EXERCISE DIRECTIONS:
What you return should match every record exactly, with the images removed.

ENTRIES PROVIDED:
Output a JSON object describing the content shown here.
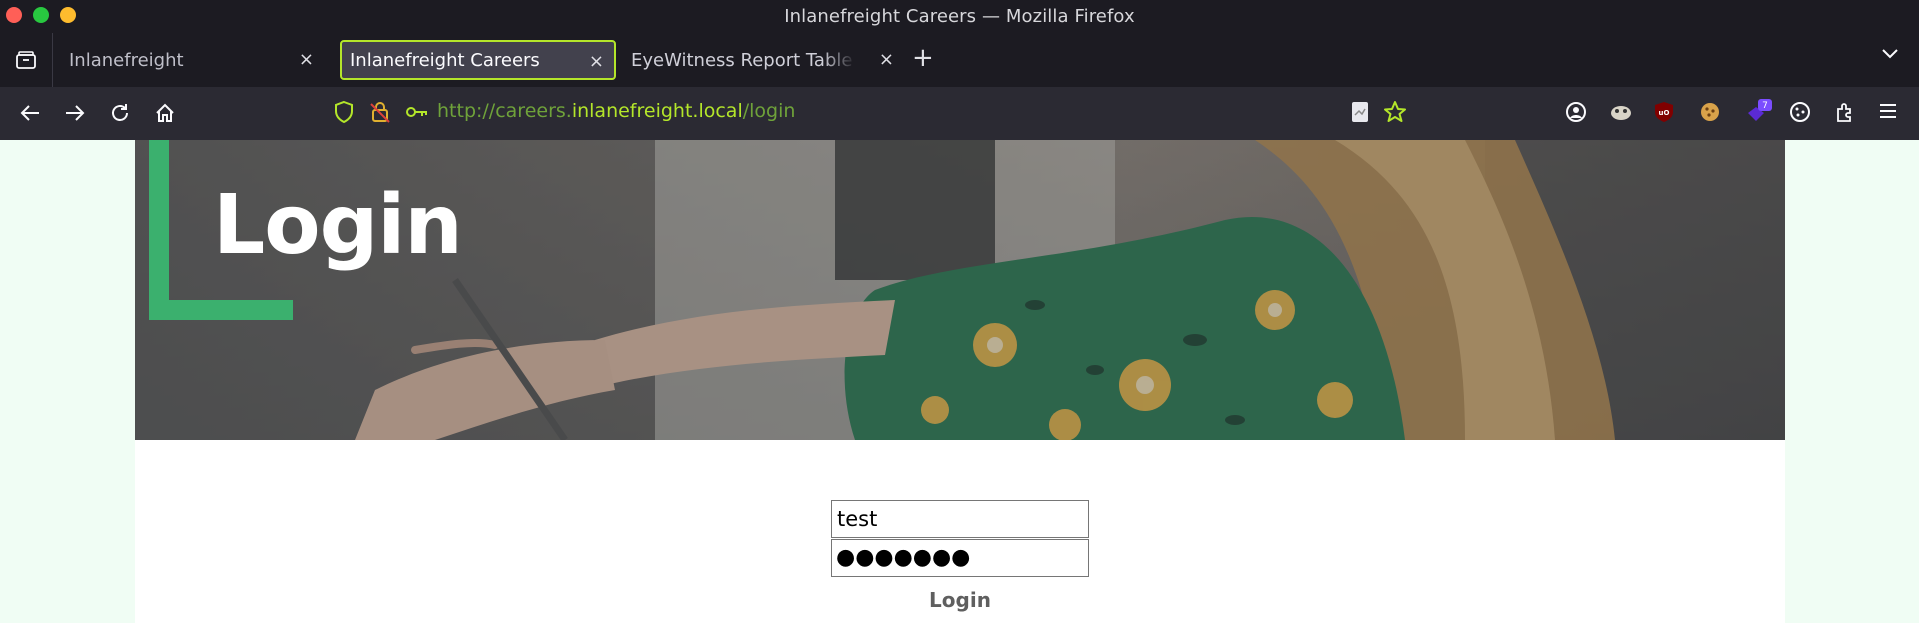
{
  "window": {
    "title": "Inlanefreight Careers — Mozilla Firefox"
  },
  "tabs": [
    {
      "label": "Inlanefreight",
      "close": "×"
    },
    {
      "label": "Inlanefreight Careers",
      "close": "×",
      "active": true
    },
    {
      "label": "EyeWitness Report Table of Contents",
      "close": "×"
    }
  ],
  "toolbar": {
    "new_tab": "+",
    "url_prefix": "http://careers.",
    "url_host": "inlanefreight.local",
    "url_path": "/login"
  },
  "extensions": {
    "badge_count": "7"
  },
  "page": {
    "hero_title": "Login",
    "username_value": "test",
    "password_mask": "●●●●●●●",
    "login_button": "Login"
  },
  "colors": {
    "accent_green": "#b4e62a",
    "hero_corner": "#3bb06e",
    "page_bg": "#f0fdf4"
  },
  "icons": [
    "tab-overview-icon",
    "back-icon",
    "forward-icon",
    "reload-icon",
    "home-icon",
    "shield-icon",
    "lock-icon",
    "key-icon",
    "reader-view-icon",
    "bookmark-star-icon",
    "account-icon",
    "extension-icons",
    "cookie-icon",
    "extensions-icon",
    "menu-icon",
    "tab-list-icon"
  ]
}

EXPECTED OUTPUT:
Output a JSON object describing the content shown here.
{
  "window": {
    "title": "Inlanefreight Careers — Mozilla Firefox"
  },
  "tabs": [
    {
      "label": "Inlanefreight",
      "close": "×"
    },
    {
      "label": "Inlanefreight Careers",
      "close": "×",
      "active": true
    },
    {
      "label": "EyeWitness Report Table of Contents",
      "close": "×"
    }
  ],
  "toolbar": {
    "new_tab": "+",
    "url_prefix": "http://careers.",
    "url_host": "inlanefreight.local",
    "url_path": "/login"
  },
  "extensions": {
    "badge_count": "7"
  },
  "page": {
    "hero_title": "Login",
    "username_value": "test",
    "password_mask": "●●●●●●●",
    "login_button": "Login"
  },
  "colors": {
    "accent_green": "#b4e62a",
    "hero_corner": "#3bb06e",
    "page_bg": "#f0fdf4"
  },
  "icons": [
    "tab-overview-icon",
    "back-icon",
    "forward-icon",
    "reload-icon",
    "home-icon",
    "shield-icon",
    "lock-icon",
    "key-icon",
    "reader-view-icon",
    "bookmark-star-icon",
    "account-icon",
    "extension-icons",
    "cookie-icon",
    "extensions-icon",
    "menu-icon",
    "tab-list-icon"
  ]
}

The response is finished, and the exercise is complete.